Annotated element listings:

begin

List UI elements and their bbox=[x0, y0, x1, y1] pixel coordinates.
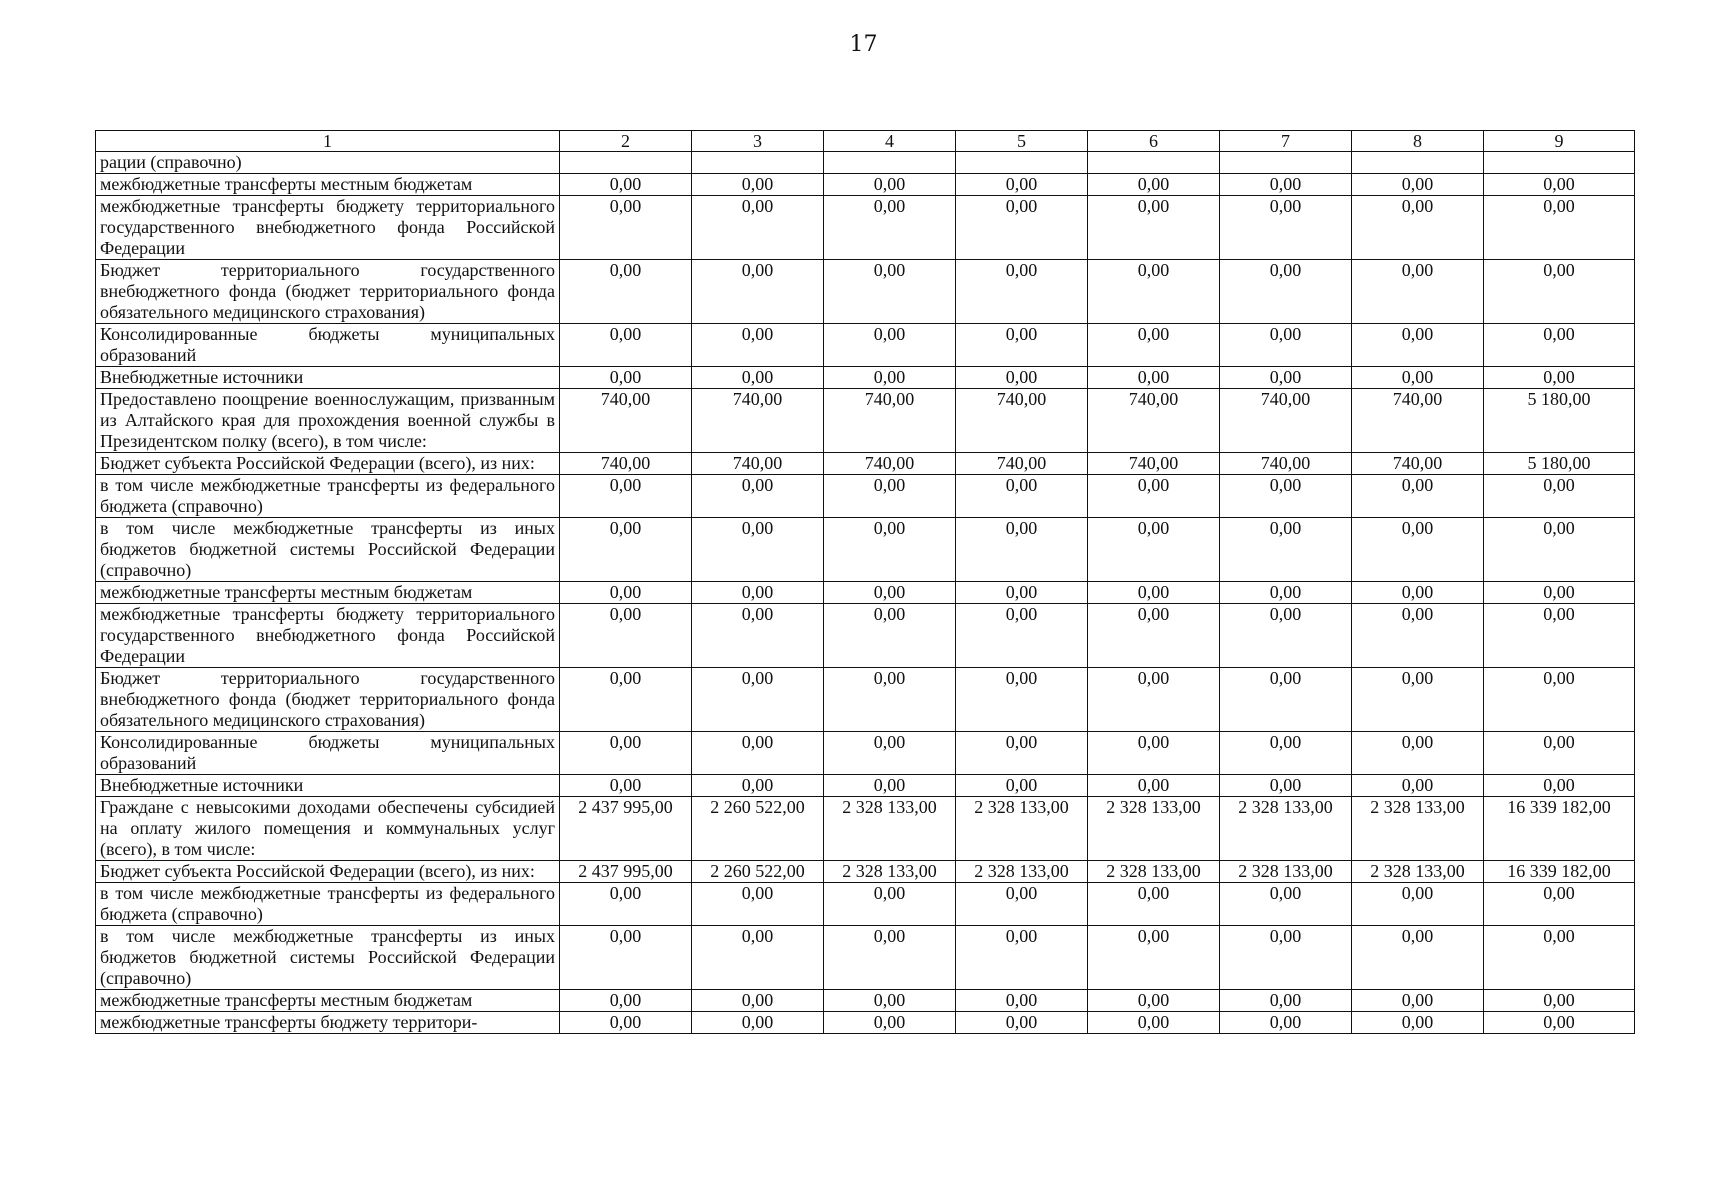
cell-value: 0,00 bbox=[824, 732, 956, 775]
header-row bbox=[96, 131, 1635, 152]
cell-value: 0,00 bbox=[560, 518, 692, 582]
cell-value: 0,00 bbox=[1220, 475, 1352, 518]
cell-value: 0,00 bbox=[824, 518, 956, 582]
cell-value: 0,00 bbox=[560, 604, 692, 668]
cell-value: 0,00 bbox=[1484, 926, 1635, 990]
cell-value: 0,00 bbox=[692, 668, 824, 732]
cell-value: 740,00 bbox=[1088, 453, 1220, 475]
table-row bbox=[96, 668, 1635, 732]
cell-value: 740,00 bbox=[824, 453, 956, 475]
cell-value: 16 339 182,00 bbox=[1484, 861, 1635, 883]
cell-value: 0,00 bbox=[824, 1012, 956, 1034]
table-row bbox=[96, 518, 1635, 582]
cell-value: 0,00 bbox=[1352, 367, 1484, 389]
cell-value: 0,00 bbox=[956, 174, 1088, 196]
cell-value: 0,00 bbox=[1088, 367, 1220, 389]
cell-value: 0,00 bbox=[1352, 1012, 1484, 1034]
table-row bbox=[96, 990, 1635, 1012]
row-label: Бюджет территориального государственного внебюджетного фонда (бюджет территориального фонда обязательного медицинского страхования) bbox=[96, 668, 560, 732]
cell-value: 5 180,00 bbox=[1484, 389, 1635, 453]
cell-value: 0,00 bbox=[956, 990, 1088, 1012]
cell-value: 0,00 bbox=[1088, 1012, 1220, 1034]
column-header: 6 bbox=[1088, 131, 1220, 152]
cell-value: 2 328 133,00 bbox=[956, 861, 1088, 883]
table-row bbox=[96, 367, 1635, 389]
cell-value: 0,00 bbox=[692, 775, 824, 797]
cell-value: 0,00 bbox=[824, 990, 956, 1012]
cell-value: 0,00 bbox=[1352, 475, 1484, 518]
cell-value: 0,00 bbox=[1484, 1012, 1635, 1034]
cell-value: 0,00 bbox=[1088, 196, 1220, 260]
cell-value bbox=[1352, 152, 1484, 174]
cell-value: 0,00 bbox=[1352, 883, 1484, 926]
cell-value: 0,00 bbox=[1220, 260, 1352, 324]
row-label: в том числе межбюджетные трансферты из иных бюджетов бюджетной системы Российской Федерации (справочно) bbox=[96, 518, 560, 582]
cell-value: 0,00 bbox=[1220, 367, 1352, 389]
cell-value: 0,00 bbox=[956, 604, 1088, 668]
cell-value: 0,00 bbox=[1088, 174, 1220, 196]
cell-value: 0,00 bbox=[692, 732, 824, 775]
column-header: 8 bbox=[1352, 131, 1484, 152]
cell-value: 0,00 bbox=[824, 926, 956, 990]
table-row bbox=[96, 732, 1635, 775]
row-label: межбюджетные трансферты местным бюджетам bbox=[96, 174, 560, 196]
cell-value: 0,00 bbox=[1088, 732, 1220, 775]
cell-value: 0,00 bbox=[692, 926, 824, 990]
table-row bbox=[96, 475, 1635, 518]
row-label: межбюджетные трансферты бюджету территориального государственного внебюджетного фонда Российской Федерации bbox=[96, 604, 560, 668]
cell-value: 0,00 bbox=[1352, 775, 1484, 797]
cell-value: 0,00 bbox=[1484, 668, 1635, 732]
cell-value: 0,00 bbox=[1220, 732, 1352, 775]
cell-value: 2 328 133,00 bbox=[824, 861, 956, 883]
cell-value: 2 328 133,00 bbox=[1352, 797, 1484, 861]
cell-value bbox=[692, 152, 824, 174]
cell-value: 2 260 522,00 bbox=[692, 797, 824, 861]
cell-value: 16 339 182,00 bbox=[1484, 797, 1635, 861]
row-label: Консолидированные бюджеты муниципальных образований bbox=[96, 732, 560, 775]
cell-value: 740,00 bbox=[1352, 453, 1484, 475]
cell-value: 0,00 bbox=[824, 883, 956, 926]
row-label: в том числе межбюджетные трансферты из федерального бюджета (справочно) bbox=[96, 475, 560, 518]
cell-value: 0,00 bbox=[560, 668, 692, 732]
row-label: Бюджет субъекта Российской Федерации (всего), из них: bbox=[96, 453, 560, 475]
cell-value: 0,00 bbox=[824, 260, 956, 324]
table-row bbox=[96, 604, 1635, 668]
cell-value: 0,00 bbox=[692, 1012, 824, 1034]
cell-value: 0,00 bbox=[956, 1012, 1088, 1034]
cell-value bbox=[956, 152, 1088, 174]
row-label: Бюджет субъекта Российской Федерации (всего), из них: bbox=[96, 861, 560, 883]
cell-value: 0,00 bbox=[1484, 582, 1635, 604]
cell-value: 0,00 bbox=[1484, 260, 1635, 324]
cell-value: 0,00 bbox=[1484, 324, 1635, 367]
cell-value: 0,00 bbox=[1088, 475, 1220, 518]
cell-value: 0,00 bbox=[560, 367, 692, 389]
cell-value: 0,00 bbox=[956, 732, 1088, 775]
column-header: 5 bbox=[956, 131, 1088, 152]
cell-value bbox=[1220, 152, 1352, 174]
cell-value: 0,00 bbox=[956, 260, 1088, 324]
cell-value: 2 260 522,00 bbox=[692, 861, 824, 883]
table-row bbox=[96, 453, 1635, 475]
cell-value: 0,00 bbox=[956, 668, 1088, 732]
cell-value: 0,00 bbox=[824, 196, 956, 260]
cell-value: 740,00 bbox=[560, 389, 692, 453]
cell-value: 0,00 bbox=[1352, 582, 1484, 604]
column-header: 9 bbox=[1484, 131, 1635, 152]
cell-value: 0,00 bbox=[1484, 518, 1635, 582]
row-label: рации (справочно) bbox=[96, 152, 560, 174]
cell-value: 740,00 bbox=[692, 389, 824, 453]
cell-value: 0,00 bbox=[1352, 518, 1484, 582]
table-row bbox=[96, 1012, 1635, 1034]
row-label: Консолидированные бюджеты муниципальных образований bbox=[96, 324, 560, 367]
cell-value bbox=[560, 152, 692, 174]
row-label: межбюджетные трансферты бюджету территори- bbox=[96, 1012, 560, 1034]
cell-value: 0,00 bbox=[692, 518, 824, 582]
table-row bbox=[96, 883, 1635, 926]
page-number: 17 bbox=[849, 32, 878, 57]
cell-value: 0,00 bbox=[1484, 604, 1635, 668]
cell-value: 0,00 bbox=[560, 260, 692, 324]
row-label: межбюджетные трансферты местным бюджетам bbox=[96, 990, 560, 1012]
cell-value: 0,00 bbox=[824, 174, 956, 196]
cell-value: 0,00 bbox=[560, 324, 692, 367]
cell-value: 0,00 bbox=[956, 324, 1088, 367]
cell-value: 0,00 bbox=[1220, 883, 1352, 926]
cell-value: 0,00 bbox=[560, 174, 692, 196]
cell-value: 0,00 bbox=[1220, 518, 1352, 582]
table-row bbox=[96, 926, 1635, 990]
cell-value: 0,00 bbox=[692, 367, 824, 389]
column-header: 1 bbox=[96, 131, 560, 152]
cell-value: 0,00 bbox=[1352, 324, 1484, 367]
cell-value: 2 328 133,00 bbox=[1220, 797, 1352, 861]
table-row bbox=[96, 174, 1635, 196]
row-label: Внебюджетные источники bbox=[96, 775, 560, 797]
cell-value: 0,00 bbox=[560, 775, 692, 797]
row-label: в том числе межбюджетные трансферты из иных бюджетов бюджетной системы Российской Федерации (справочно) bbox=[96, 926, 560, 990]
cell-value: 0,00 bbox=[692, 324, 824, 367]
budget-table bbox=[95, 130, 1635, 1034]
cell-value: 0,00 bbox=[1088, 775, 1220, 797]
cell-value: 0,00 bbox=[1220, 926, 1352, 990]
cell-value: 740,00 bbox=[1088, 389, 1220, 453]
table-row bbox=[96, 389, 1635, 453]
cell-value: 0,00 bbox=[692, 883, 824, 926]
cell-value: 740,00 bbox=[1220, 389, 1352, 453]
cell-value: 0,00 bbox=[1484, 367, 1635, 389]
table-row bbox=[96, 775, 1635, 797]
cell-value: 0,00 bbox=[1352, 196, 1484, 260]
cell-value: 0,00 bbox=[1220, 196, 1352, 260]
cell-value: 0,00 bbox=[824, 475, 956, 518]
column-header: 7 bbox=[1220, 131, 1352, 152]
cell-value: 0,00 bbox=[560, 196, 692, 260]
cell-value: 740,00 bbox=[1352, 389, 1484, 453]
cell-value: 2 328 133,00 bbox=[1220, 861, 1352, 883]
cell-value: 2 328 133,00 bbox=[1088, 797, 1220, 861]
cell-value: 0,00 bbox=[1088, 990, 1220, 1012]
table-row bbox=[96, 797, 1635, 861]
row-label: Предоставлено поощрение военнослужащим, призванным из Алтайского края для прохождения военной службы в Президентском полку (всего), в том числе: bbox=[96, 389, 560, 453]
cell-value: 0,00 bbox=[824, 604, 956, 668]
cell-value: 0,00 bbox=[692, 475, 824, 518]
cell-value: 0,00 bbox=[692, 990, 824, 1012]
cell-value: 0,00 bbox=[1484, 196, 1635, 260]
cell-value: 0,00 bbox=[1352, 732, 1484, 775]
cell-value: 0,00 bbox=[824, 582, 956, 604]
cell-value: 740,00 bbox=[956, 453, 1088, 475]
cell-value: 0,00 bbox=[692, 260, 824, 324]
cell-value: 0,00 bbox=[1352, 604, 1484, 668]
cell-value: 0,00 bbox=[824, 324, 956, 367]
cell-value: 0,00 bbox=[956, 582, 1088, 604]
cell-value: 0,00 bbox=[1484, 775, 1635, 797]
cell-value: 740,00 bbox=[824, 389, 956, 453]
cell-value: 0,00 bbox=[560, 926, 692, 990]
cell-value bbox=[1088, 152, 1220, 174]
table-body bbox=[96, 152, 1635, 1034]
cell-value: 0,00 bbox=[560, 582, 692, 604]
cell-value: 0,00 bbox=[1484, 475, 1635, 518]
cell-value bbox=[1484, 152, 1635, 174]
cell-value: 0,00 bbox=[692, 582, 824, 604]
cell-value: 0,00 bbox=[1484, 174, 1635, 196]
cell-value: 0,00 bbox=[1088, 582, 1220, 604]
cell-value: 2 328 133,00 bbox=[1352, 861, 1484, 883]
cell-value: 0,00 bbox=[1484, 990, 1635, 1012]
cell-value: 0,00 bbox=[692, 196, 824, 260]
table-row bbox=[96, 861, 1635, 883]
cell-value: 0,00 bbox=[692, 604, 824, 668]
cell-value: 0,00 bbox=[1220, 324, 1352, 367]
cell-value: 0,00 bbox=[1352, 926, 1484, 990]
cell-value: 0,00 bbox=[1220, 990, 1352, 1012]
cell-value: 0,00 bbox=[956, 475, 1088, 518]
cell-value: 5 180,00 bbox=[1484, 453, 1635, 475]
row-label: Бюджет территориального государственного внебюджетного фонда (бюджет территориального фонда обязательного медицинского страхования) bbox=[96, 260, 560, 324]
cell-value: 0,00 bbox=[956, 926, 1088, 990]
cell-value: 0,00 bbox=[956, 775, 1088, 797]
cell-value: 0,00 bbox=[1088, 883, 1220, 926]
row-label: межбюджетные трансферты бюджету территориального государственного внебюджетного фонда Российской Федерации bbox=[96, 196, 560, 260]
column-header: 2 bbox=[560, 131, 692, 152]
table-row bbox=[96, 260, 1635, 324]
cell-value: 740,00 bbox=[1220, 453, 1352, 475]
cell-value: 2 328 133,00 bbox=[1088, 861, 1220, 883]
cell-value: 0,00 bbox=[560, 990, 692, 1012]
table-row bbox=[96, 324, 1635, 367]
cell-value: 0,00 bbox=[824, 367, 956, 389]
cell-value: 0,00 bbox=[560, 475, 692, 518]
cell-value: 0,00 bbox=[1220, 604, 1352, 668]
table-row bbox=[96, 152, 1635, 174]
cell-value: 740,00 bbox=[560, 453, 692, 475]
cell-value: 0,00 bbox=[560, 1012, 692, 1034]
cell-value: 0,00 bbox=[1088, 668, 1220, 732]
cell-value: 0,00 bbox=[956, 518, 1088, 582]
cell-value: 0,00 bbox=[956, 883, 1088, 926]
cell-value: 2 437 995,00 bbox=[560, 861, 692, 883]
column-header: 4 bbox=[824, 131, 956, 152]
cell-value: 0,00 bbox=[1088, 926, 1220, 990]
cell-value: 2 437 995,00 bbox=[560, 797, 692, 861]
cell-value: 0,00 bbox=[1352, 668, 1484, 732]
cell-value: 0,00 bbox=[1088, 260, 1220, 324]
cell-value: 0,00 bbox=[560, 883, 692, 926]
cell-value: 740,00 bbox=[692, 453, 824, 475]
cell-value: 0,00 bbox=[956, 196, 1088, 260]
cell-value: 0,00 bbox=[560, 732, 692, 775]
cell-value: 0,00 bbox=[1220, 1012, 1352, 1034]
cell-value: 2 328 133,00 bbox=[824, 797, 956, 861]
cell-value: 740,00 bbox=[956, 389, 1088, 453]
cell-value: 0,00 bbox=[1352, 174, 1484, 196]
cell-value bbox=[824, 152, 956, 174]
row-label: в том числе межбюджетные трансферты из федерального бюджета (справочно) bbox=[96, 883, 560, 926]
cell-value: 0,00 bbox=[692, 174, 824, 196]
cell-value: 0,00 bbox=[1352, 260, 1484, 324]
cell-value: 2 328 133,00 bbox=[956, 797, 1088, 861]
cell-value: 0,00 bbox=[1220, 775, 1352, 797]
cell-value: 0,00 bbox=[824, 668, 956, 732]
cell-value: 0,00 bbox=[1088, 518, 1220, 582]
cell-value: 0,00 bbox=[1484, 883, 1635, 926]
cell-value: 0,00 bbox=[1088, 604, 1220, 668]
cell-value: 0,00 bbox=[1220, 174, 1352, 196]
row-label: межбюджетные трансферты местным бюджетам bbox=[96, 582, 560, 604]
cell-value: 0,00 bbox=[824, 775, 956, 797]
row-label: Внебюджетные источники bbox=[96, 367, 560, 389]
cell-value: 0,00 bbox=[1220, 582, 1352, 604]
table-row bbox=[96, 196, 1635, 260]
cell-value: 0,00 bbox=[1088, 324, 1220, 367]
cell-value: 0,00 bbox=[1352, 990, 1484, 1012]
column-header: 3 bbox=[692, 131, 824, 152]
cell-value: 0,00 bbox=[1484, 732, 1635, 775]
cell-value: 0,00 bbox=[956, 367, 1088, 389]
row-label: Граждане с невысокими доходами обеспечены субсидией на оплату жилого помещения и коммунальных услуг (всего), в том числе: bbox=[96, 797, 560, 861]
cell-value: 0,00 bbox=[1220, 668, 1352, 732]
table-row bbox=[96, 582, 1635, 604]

end
begin

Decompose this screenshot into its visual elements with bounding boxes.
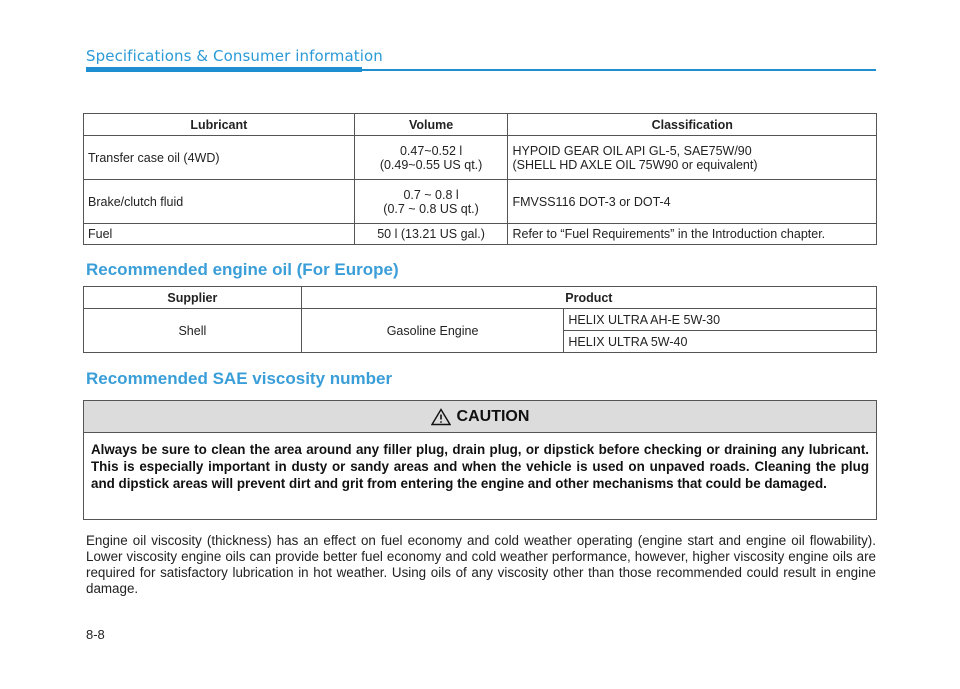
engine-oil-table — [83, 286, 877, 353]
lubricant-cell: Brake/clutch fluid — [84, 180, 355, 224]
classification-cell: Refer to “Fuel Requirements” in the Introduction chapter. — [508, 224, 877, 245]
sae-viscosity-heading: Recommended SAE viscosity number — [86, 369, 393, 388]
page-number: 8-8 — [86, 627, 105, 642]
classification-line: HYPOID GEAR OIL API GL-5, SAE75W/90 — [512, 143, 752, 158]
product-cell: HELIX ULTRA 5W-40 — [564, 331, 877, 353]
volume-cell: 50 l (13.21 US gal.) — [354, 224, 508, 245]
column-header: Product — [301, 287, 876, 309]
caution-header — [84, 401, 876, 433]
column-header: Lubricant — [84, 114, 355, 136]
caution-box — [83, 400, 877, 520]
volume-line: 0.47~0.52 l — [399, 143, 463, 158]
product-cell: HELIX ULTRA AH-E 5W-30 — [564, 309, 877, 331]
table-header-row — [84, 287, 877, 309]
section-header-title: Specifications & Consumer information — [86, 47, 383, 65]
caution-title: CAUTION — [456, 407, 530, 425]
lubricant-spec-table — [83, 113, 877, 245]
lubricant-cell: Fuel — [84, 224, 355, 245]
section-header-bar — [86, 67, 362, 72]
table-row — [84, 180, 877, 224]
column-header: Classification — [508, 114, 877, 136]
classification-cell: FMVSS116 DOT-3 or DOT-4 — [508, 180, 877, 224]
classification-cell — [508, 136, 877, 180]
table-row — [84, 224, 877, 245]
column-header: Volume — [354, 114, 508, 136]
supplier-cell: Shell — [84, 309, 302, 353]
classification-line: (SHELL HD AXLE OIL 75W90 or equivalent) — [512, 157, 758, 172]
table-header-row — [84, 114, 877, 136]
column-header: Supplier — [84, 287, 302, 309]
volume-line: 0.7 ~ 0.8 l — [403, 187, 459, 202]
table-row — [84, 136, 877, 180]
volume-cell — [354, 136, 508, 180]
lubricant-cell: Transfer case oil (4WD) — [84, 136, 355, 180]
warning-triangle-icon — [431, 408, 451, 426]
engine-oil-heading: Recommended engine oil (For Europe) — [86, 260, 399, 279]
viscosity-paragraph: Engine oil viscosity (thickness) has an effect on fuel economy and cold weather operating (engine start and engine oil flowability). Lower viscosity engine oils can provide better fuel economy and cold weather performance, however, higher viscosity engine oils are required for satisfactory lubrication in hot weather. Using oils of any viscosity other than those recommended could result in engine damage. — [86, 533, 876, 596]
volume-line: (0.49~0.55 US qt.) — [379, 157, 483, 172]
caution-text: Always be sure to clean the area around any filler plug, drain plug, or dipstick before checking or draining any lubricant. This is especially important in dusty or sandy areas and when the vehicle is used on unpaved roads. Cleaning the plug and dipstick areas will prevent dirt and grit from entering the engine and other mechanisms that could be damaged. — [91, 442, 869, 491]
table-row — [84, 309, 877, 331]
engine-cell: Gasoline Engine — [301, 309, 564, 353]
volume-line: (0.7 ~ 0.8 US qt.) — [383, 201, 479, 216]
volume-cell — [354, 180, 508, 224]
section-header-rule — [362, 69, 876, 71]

end

What to produce :: Output the lines between the one holding "engine-oil-table — [83, 286, 877, 353]" and the one holding "column-header: Supplier — [84, 287, 302, 309]", inclusive, repeating them exactly.

Output of the exercise ::
engine-oil-table — [83, 286, 877, 353]
lubricant-cell: Brake/clutch fluid — [84, 180, 355, 224]
classification-cell: Refer to “Fuel Requirements” in the Introduction chapter. — [508, 224, 877, 245]
sae-viscosity-heading: Recommended SAE viscosity number — [86, 369, 393, 388]
page-number: 8-8 — [86, 627, 105, 642]
classification-line: HYPOID GEAR OIL API GL-5, SAE75W/90 — [512, 143, 752, 158]
product-cell: HELIX ULTRA 5W-40 — [564, 331, 877, 353]
volume-cell: 50 l (13.21 US gal.) — [354, 224, 508, 245]
column-header: Product — [301, 287, 876, 309]
caution-header — [84, 401, 876, 433]
column-header: Lubricant — [84, 114, 355, 136]
caution-box — [83, 400, 877, 520]
volume-line: 0.47~0.52 l — [399, 143, 463, 158]
product-cell: HELIX ULTRA AH-E 5W-30 — [564, 309, 877, 331]
table-header-row — [84, 287, 877, 309]
section-header-title: Specifications & Consumer information — [86, 47, 383, 65]
caution-title: CAUTION — [456, 407, 530, 425]
lubricant-spec-table — [83, 113, 877, 245]
lubricant-cell: Fuel — [84, 224, 355, 245]
section-header-bar — [86, 67, 362, 72]
table-row — [84, 180, 877, 224]
column-header: Classification — [508, 114, 877, 136]
classification-cell: FMVSS116 DOT-3 or DOT-4 — [508, 180, 877, 224]
classification-cell — [508, 136, 877, 180]
table-row — [84, 224, 877, 245]
column-header: Volume — [354, 114, 508, 136]
supplier-cell: Shell — [84, 309, 302, 353]
classification-line: (SHELL HD AXLE OIL 75W90 or equivalent) — [512, 157, 758, 172]
table-header-row — [84, 114, 877, 136]
column-header: Supplier — [84, 287, 302, 309]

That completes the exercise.